→ **Task description**: Output only the count of lines that contain "VINO".

→ **Data for this task**:
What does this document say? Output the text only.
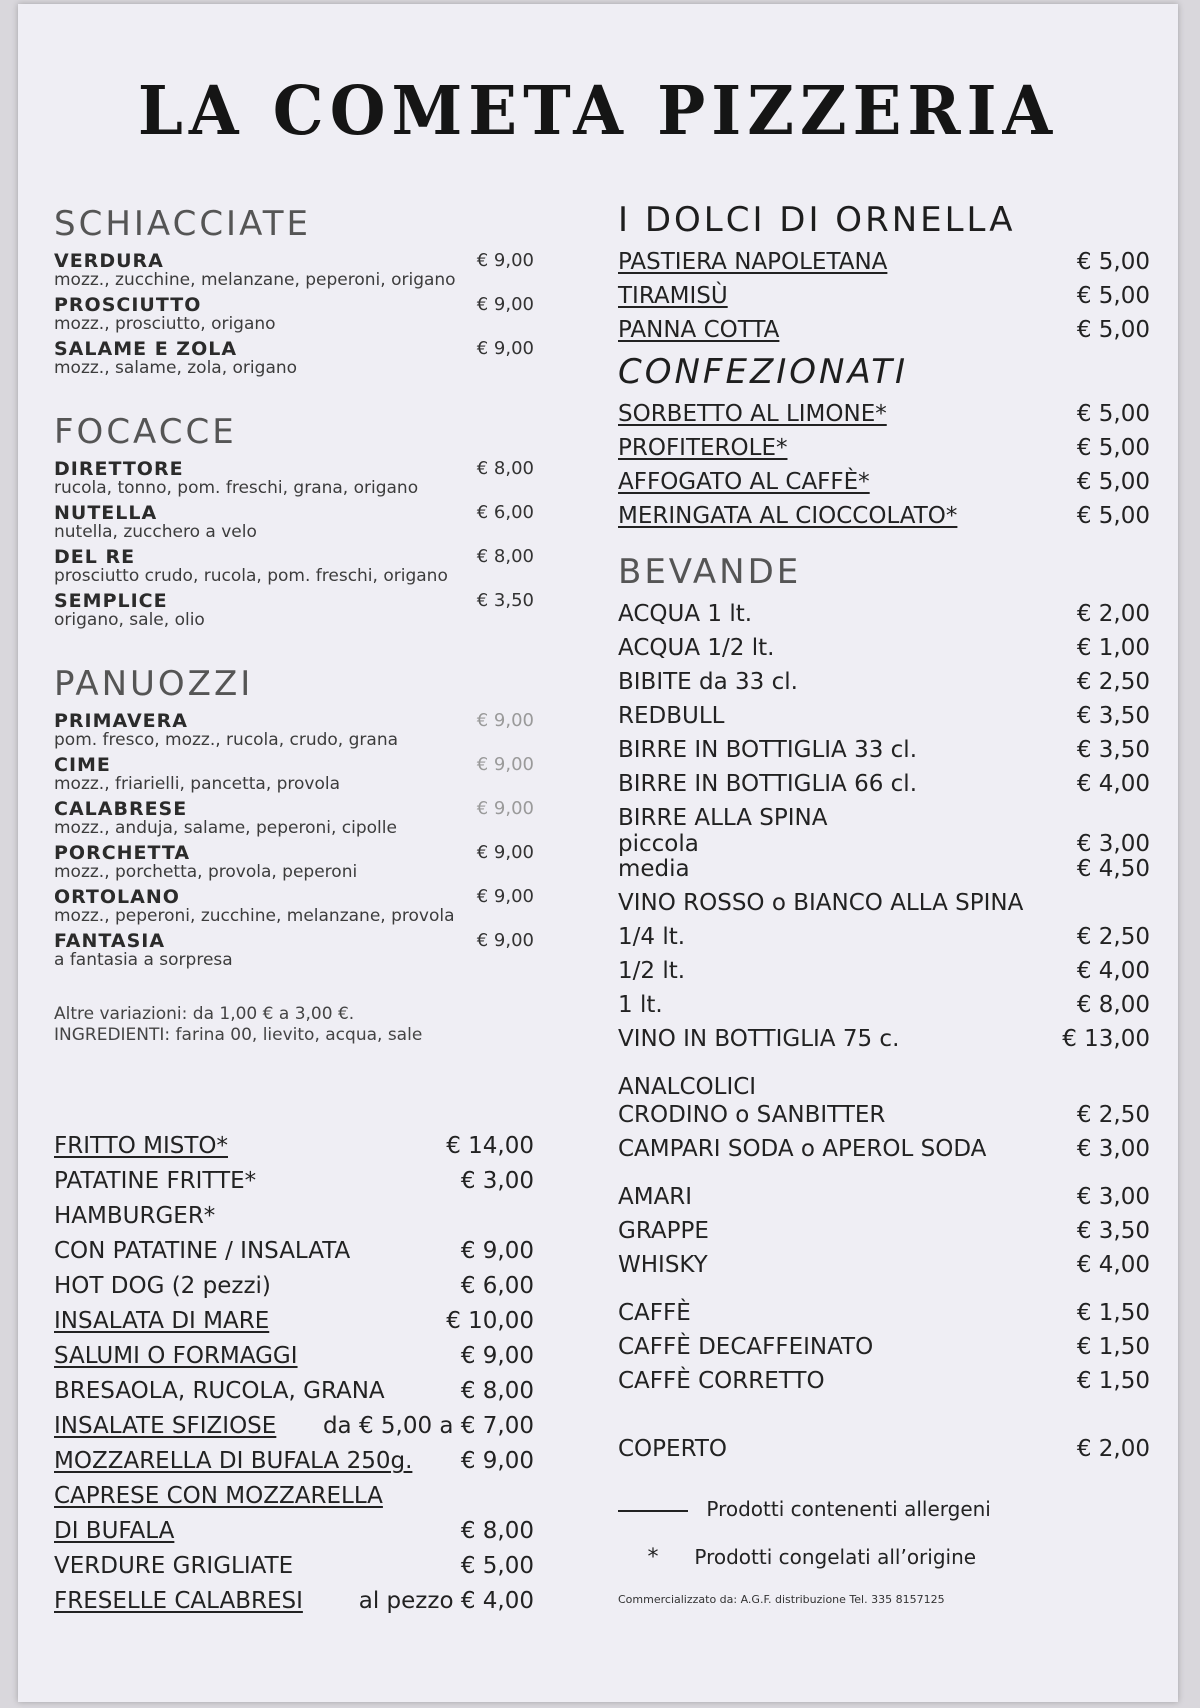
LA COMETA PIZZERIA
SCHIACCIATE
VERDURA
mozz., zucchine, melanzane, peperoni, origano
€ 9,00
PROSCIUTTO
mozz., prosciutto, origano
€ 9,00
SALAME E ZOLA
mozz., salame, zola, origano
€ 9,00
FOCACCE
DIRETTORE
rucola, tonno, pom. freschi, grana, origano
€ 8,00
NUTELLA
nutella, zucchero a velo
€ 6,00
DEL RE
prosciutto crudo, rucola, pom. freschi, origano
€ 8,00
SEMPLICE
origano, sale, olio
€ 3,50
PANUOZZI
PRIMAVERA
pom. fresco, mozz., rucola, crudo, grana
€ 9,00
CIME
mozz., friarielli, pancetta, provola
€ 9,00
CALABRESE
mozz., anduja, salame, peperoni, cipolle
€ 9,00
PORCHETTA
mozz., porchetta, provola, peperoni
€ 9,00
ORTOLANO
mozz., peperoni, zucchine, melanzane, provola
€ 9,00
FANTASIA
a fantasia a sorpresa
€ 9,00
Altre variazioni: da 1,00 € a 3,00 €.
INGREDIENTI: farina 00, lievito, acqua, sale
FRITTO MISTO*	€ 14,00
PATATINE FRITTE*	€ 3,00
HAMBURGER*
CON PATATINE / INSALATA	€ 9,00
HOT DOG (2 pezzi)	€ 6,00
INSALATA DI MARE	€ 10,00
SALUMI O FORMAGGI	€ 9,00
BRESAOLA, RUCOLA, GRANA	€ 8,00
INSALATE SFIZIOSE da € 5,00 a € 7,00
MOZZARELLA DI BUFALA 250g. € 9,00
CAPRESE CON MOZZARELLA
DI BUFALA	€ 8,00
VERDURE GRIGLIATE	€ 5,00
FRESELLE CALABRESI al pezzo € 4,00
I DOLCI DI ORNELLA
PASTIERA NAPOLETANA	€ 5,00
TIRAMISÙ	€ 5,00
PANNA COTTA	€ 5,00
CONFEZIONATI
SORBETTO AL LIMONE*	€ 5,00
PROFITEROLE*	€ 5,00
AFFOGATO AL CAFFÈ*	€ 5,00
MERINGATA AL CIOCCOLATO*	€ 5,00
BEVANDE
ACQUA 1 lt.	€ 2,00
ACQUA 1/2 lt.	€ 1,00
BIBITE da 33 cl.	€ 2,50
REDBULL	€ 3,50
BIRRE IN BOTTIGLIA 33 cl.	€ 3,50
BIRRE IN BOTTIGLIA 66 cl.	€ 4,00
BIRRE ALLA SPINA
piccola	€ 3,00
media	€ 4,50
VINO ROSSO o BIANCO ALLA SPINA
1/4 lt.	€ 2,50
1/2 lt.	€ 4,00
1 lt.	€ 8,00
VINO IN BOTTIGLIA 75 c.	€ 13,00
ANALCOLICI
CRODINO o SANBITTER	€ 2,50
CAMPARI SODA o APEROL SODA	€ 3,00
AMARI	€ 3,00
GRAPPE	€ 3,50
WHISKY	€ 4,00
CAFFÈ	€ 1,50
CAFFÈ DECAFFEINATO	€ 1,50
CAFFÈ CORRETTO	€ 1,50
COPERTO	€ 2,00
Prodotti contenenti allergeni
* Prodotti congelati all’origine
Commercializzato da: A.G.F. distribuzione Tel. 335 8157125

→ **Answer for the task**: 2